**WHAT TO PRODUCE**: Only a number is wanted. Count the lines holding the string "this".

**TASK INPUTS**:
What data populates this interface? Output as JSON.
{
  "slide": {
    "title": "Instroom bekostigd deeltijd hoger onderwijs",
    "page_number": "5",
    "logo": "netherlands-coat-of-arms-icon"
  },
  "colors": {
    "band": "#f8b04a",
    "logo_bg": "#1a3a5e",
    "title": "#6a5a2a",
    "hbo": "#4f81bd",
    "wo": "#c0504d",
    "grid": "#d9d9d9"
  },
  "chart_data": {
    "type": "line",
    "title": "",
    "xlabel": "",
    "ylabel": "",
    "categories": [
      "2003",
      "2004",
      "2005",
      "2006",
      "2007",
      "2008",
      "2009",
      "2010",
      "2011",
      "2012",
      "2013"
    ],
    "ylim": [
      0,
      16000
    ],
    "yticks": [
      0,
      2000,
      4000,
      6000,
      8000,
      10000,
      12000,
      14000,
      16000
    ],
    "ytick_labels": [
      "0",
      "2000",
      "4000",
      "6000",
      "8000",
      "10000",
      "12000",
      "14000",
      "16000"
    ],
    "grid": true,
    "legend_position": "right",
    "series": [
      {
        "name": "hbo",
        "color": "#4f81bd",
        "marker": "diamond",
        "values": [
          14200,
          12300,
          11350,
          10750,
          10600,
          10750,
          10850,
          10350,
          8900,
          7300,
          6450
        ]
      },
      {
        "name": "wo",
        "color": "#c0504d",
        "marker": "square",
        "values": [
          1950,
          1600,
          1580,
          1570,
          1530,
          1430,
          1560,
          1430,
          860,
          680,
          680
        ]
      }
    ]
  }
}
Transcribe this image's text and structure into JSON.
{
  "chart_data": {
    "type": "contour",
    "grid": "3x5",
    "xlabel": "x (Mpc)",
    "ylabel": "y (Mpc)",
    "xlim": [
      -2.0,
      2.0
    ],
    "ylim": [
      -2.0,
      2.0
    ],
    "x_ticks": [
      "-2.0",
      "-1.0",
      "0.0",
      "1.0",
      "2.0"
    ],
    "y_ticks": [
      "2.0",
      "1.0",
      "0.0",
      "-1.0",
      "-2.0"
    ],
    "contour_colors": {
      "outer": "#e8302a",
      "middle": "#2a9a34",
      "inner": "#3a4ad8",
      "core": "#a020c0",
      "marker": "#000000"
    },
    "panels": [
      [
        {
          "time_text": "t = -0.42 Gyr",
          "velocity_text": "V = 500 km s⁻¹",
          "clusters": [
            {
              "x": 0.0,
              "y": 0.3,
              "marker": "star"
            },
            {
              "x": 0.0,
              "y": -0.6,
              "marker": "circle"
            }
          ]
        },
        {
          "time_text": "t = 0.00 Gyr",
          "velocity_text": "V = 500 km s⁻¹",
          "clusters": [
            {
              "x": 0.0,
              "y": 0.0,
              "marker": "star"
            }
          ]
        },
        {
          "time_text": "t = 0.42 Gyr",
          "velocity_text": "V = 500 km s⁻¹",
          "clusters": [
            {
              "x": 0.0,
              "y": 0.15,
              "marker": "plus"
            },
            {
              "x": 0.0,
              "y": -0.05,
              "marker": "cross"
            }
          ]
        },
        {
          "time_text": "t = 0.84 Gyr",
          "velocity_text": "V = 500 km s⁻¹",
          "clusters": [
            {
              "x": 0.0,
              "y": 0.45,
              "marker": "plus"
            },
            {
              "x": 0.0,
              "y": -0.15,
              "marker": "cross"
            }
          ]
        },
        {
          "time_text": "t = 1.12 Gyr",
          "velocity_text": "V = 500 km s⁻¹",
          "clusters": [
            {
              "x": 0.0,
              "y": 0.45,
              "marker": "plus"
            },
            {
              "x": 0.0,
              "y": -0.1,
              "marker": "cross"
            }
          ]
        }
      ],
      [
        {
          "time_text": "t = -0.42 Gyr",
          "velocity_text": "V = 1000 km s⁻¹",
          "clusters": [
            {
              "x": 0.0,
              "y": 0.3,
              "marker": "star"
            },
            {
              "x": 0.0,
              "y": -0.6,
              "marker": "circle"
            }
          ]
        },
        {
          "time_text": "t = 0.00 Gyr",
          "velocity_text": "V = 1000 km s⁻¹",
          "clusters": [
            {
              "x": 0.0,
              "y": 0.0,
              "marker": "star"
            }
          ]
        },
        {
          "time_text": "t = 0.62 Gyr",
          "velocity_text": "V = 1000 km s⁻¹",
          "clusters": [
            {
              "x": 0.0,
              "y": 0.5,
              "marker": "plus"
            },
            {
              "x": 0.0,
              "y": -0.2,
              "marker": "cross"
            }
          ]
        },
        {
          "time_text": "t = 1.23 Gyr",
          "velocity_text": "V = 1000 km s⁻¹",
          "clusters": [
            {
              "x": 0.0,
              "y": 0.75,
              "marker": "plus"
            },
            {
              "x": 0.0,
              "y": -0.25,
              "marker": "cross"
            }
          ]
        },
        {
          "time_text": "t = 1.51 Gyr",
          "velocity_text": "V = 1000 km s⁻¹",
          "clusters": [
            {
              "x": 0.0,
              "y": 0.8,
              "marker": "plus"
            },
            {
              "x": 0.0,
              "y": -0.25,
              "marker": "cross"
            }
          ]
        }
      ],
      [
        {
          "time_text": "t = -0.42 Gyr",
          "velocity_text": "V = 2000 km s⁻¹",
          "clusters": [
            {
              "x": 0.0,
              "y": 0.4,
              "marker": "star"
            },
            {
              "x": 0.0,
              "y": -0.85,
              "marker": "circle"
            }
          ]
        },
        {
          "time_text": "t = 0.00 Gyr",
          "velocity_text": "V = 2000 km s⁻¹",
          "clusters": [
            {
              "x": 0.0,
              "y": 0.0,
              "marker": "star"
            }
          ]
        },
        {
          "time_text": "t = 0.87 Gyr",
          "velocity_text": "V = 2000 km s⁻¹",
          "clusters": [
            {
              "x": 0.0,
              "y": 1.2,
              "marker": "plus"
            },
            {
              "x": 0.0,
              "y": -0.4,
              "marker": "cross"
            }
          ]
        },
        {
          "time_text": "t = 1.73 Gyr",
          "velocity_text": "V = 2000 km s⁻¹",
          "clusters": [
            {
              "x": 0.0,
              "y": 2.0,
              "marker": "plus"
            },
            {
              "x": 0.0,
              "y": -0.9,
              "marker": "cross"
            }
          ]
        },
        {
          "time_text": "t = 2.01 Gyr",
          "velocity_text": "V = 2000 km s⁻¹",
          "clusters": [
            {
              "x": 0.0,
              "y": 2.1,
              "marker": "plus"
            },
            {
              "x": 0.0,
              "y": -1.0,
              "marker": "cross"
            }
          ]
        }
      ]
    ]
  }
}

**FINAL ANSWER**: 2